AIM OF THE EXERCISE
Retype the data below without altering anything.

TASK DATA
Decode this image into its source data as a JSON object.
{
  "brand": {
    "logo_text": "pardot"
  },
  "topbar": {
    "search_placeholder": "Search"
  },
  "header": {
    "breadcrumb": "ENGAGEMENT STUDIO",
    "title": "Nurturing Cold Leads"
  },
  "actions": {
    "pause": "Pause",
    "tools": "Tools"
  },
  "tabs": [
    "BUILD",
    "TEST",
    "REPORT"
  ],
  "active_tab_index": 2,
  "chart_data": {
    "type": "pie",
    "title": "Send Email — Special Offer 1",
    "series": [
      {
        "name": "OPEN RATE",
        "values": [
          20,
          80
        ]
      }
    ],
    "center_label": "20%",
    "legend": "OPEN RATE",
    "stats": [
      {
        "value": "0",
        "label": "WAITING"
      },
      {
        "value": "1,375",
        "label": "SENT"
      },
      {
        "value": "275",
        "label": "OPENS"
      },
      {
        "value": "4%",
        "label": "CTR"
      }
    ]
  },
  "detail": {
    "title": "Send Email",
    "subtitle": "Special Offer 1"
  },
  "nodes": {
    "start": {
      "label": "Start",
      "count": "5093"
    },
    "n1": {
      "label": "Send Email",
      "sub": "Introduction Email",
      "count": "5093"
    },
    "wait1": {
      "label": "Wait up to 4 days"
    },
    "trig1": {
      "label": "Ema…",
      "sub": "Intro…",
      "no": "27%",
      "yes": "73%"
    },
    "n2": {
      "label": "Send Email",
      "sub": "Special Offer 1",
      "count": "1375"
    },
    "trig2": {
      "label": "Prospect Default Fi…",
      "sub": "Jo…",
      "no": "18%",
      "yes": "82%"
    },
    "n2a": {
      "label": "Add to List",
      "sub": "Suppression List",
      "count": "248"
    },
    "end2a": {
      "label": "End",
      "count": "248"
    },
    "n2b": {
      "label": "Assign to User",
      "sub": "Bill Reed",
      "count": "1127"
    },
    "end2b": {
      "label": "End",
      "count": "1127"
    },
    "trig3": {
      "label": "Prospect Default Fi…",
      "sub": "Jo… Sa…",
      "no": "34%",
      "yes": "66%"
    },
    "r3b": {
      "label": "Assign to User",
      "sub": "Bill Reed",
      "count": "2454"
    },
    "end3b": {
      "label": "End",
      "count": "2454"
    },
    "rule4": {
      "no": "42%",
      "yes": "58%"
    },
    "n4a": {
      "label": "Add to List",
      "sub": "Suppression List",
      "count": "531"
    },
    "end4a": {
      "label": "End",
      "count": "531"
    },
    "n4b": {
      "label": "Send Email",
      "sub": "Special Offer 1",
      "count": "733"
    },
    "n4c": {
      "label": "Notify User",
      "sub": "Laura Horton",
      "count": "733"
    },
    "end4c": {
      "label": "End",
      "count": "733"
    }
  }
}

WRITTEN SOLUTION
Decode this image into its source data as a JSON object.
{
  "brand": {
    "logo_text": "pardot"
  },
  "topbar": {
    "search_placeholder": "Search"
  },
  "header": {
    "breadcrumb": "ENGAGEMENT STUDIO",
    "title": "Nurturing Cold Leads"
  },
  "actions": {
    "pause": "Pause",
    "tools": "Tools"
  },
  "tabs": [
    "BUILD",
    "TEST",
    "REPORT"
  ],
  "active_tab_index": 2,
  "chart_data": {
    "type": "pie",
    "title": "Send Email — Special Offer 1",
    "series": [
      {
        "name": "OPEN RATE",
        "values": [
          20,
          80
        ]
      }
    ],
    "center_label": "20%",
    "legend": "OPEN RATE",
    "stats": [
      {
        "value": "0",
        "label": "WAITING"
      },
      {
        "value": "1,375",
        "label": "SENT"
      },
      {
        "value": "275",
        "label": "OPENS"
      },
      {
        "value": "4%",
        "label": "CTR"
      }
    ]
  },
  "detail": {
    "title": "Send Email",
    "subtitle": "Special Offer 1"
  },
  "nodes": {
    "start": {
      "label": "Start",
      "count": "5093"
    },
    "n1": {
      "label": "Send Email",
      "sub": "Introduction Email",
      "count": "5093"
    },
    "wait1": {
      "label": "Wait up to 4 days"
    },
    "trig1": {
      "label": "Ema…",
      "sub": "Intro…",
      "no": "27%",
      "yes": "73%"
    },
    "n2": {
      "label": "Send Email",
      "sub": "Special Offer 1",
      "count": "1375"
    },
    "trig2": {
      "label": "Prospect Default Fi…",
      "sub": "Jo…",
      "no": "18%",
      "yes": "82%"
    },
    "n2a": {
      "label": "Add to List",
      "sub": "Suppression List",
      "count": "248"
    },
    "end2a": {
      "label": "End",
      "count": "248"
    },
    "n2b": {
      "label": "Assign to User",
      "sub": "Bill Reed",
      "count": "1127"
    },
    "end2b": {
      "label": "End",
      "count": "1127"
    },
    "trig3": {
      "label": "Prospect Default Fi…",
      "sub": "Jo… Sa…",
      "no": "34%",
      "yes": "66%"
    },
    "r3b": {
      "label": "Assign to User",
      "sub": "Bill Reed",
      "count": "2454"
    },
    "end3b": {
      "label": "End",
      "count": "2454"
    },
    "rule4": {
      "no": "42%",
      "yes": "58%"
    },
    "n4a": {
      "label": "Add to List",
      "sub": "Suppression List",
      "count": "531"
    },
    "end4a": {
      "label": "End",
      "count": "531"
    },
    "n4b": {
      "label": "Send Email",
      "sub": "Special Offer 1",
      "count": "733"
    },
    "n4c": {
      "label": "Notify User",
      "sub": "Laura Horton",
      "count": "733"
    },
    "end4c": {
      "label": "End",
      "count": "733"
    }
  }
}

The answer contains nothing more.